Request ->
Count the lines containing "czyli". Give the number alone.

# start of Working data

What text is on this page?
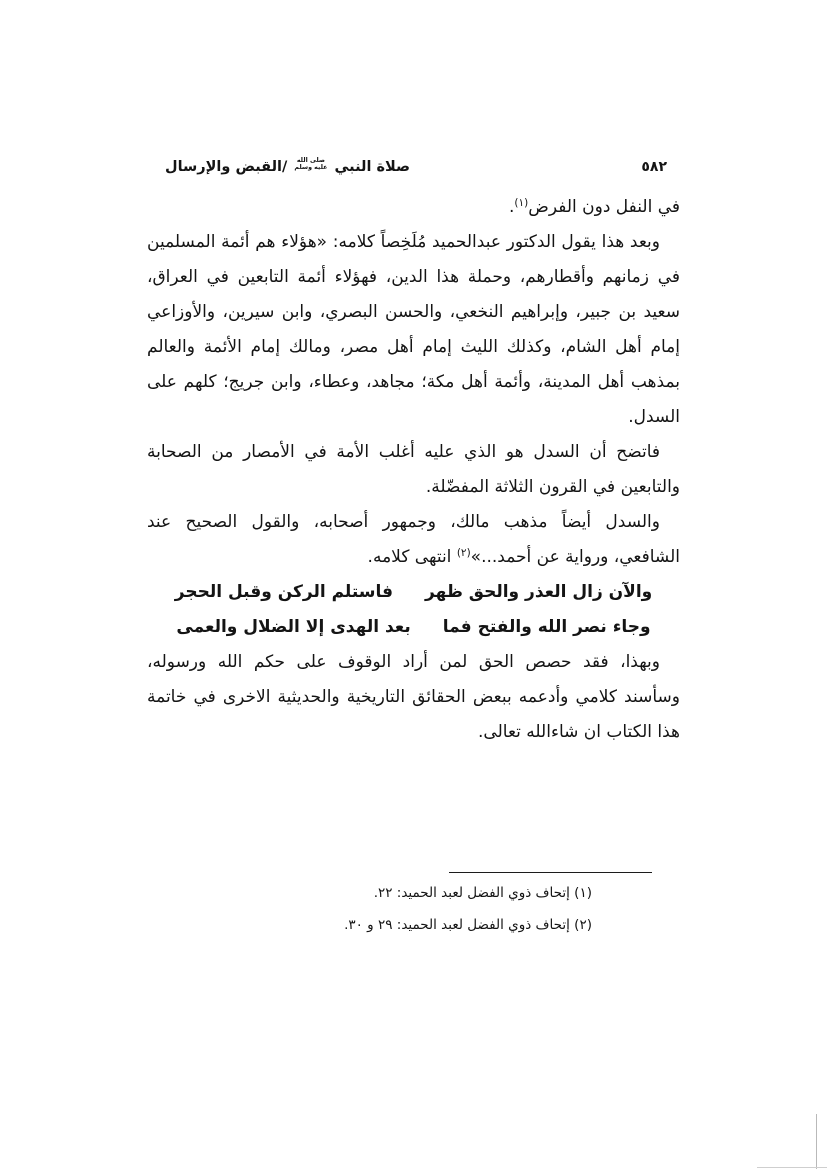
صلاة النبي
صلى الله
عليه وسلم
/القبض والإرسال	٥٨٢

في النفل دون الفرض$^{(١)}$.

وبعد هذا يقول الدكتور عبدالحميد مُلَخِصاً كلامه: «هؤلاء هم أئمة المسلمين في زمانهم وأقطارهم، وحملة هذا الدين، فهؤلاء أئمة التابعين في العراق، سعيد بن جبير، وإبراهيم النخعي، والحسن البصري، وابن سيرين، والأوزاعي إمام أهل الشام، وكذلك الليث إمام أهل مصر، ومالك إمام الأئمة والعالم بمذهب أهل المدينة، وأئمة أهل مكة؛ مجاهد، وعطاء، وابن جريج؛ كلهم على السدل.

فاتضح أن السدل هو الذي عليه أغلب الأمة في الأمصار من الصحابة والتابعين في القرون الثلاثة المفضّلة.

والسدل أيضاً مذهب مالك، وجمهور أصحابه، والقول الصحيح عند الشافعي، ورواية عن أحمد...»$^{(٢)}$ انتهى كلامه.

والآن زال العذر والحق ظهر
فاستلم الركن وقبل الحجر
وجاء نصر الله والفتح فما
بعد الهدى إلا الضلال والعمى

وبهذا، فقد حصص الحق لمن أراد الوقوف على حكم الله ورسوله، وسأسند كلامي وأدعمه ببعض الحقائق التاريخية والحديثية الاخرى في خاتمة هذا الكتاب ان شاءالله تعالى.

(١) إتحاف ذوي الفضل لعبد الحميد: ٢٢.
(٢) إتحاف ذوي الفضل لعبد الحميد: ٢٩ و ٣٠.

# end of Working data
# start of Working data

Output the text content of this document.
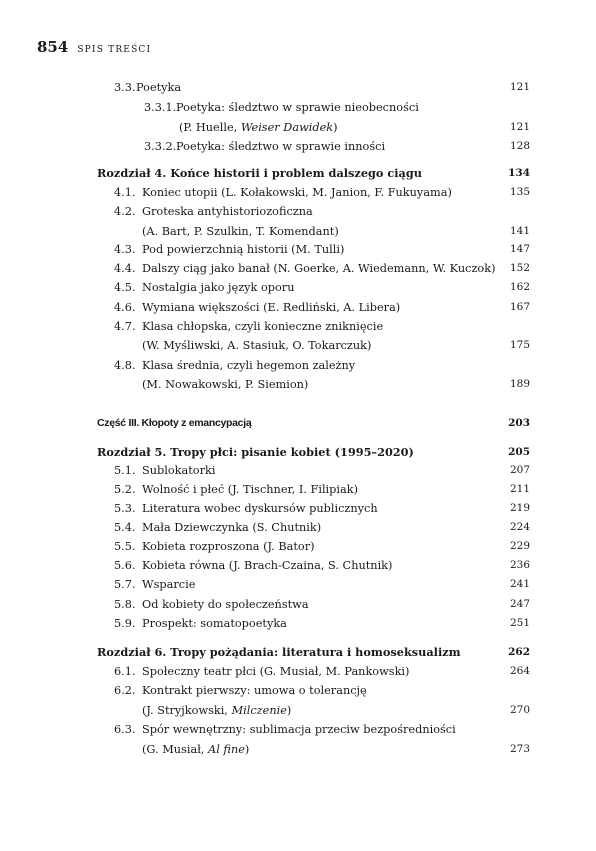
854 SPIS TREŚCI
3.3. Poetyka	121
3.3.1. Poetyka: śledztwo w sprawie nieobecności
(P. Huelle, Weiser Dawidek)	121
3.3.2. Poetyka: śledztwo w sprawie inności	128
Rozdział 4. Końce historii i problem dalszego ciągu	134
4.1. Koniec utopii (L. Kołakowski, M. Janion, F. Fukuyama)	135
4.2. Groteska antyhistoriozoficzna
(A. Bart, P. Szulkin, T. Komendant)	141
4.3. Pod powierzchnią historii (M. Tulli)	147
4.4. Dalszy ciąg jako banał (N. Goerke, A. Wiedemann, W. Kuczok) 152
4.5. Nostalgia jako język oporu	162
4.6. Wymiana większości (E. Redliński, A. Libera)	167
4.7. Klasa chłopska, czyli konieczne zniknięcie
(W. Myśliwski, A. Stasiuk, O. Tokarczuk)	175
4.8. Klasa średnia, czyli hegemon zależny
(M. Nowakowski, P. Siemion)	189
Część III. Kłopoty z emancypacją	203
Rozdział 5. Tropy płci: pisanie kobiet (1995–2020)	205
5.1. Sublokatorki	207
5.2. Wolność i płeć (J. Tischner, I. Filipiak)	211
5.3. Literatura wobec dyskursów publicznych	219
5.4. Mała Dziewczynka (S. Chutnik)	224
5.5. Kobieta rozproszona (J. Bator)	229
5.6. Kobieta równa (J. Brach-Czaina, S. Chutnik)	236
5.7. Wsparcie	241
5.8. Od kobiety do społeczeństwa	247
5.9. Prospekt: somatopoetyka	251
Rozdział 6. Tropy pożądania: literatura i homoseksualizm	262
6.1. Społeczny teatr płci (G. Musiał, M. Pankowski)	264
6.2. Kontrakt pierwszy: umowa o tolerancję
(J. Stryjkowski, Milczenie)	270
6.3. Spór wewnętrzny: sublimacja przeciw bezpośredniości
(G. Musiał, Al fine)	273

# end of Working data

Answer to this exercise ->
2